» **Task set**
**A.** List the top-level ideas from the earlier discussions that are quoted as bullet points in the mailing-list post about beanstalkd replication.
**B.** Continue the mailing-list post about beanstalkd replication from where it stops.

» **Excerpted text**
● ● ●
On 9 nov, 06:42, Keith Rarick <[email protected]> wrote:
> Yes! Some coworkers discussed this with me long ago, but we never got
> a chance to do it. I don't know when I will have time to do it myself;
> if you want to implement it I will do whatever I can to help.
>
> We can discuss the design here on the list. Here are some
> (underdeveloped) ideas from my old discussions:
>
>  * peer-peer, not master-slave
>  * built-in eventual consistency
>     - in a general-purpose store, the client has to resolve inconsistencies
>     - but hopefully beanstalkd can resolve inconsistencies automatically
>  * introduce the feature a piece at a time rather than one huge change
>  * maybe embed the replication protocol in the existing protocol

I've read some of the past discussions and I understand the different
points. The
idea I was pursuing was not to enable a full consistent cross-
replication against
multiple servers: I guess that type of scalability would be achieved
by sharding
producers and consumers on multiple beanstalkd instances, not really
talking to
each others.

I was more thinking about some kind of "remote binlog" capability, in
a master/slave
configuration, where a "master" server would provide a stream of its
modifications to
a "slave" server, so that a catastrophic failure of the master (not at
the beanstalkd
software level but at the physical machine level) would lead to
clients switching to
the slave, with 0-to-no job loss (depending on the replication &
network speeds between
the master and the slave).
● ● ●
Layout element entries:
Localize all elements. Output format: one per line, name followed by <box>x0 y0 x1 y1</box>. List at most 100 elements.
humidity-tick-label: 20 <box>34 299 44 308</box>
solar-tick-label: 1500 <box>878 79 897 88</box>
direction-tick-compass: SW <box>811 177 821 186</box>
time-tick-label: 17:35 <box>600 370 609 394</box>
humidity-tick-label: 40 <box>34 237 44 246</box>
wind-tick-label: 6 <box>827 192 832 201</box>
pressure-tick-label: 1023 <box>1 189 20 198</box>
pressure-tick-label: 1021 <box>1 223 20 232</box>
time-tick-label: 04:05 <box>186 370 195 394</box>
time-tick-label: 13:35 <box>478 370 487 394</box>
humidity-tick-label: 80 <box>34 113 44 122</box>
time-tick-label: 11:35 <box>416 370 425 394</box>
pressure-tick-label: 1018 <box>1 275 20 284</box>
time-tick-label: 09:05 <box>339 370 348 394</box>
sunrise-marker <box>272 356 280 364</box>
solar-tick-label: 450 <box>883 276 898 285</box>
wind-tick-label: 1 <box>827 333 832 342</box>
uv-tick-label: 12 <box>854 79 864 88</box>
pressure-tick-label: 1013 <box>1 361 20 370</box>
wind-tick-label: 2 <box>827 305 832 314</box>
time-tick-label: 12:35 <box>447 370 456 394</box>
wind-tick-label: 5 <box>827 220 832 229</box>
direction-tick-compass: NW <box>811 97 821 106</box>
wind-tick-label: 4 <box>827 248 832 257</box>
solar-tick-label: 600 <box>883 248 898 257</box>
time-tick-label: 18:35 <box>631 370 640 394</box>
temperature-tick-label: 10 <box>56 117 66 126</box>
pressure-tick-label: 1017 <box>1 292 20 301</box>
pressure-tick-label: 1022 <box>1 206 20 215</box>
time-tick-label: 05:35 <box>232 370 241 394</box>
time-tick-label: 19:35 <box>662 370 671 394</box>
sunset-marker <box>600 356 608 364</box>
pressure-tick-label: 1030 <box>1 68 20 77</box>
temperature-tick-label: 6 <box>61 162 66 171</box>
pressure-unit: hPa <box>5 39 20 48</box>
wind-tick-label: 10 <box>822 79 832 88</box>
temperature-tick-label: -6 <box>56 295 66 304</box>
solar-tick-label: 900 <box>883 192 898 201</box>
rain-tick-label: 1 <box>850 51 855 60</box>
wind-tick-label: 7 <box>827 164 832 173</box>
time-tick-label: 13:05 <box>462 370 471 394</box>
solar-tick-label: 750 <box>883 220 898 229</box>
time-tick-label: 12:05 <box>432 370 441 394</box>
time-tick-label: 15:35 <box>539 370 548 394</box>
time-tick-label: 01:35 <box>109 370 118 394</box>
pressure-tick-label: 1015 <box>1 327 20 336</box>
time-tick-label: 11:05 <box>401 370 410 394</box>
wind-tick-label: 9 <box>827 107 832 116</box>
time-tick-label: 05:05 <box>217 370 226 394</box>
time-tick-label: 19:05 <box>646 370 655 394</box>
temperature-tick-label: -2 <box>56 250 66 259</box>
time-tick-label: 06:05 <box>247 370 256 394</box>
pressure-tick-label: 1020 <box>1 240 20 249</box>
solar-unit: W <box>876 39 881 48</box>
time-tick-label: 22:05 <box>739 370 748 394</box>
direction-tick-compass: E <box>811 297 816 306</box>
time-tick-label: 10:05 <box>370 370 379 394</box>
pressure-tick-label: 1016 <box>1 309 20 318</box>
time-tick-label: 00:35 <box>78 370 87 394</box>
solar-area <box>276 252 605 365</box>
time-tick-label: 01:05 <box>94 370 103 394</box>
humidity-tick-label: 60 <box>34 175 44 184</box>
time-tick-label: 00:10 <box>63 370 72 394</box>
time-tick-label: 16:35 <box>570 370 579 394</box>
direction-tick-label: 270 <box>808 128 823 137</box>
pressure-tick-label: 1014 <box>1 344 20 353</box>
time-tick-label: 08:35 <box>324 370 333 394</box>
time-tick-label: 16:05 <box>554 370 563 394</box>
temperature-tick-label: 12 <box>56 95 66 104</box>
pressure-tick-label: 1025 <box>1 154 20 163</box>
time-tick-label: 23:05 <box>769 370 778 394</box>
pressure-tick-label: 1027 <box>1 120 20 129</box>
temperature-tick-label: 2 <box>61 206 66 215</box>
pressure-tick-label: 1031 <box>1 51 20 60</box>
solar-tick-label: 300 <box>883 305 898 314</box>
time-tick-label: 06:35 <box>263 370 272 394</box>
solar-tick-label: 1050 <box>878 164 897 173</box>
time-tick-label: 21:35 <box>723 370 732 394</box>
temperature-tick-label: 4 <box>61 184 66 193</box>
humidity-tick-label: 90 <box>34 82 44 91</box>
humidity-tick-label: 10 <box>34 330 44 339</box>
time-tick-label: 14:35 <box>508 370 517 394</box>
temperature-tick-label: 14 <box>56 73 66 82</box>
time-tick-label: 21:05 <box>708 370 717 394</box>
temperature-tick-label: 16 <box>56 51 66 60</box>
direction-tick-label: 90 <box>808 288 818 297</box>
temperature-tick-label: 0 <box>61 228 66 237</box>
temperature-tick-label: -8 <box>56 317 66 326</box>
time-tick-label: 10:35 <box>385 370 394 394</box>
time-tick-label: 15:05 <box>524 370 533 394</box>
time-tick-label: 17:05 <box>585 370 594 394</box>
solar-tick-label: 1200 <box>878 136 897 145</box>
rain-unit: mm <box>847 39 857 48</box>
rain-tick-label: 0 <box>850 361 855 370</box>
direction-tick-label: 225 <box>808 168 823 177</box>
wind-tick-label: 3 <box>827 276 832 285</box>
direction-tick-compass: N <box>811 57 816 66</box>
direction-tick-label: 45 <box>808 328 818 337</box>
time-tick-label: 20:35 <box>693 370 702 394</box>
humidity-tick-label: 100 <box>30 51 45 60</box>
● ● ●
» **Results by task**
**A.**
- Peer-peer, not master-slave
- Built-in eventual consistency
- Introduce the feature a piece at a time rather than one huge change
- Maybe embed the replication protocol in the existing protocol

**B.**
The "switch" would be handled by some sort of floating IP mechanism
(software VRRP
like ucarpd, or quorum-based clustering like wackamole comes to mind).
This capability
is quite mandatory in our forthcoming architecture, since we heavily
rely on beanstalkd
to run multiple workflows, and we cannot afford to loose the ongoing
tasks in case
of hardware failure.

Most of network "data" servers have some sort of master/slave
replication mechanism
to address this particular issue (MySQL, MemcacheDB, Redis, etc). I
know this is not
exactly what you had in mind (from what I've read here), but this is
an interesting
feature for us (and we are willing to implement it), so what's your
position on this ?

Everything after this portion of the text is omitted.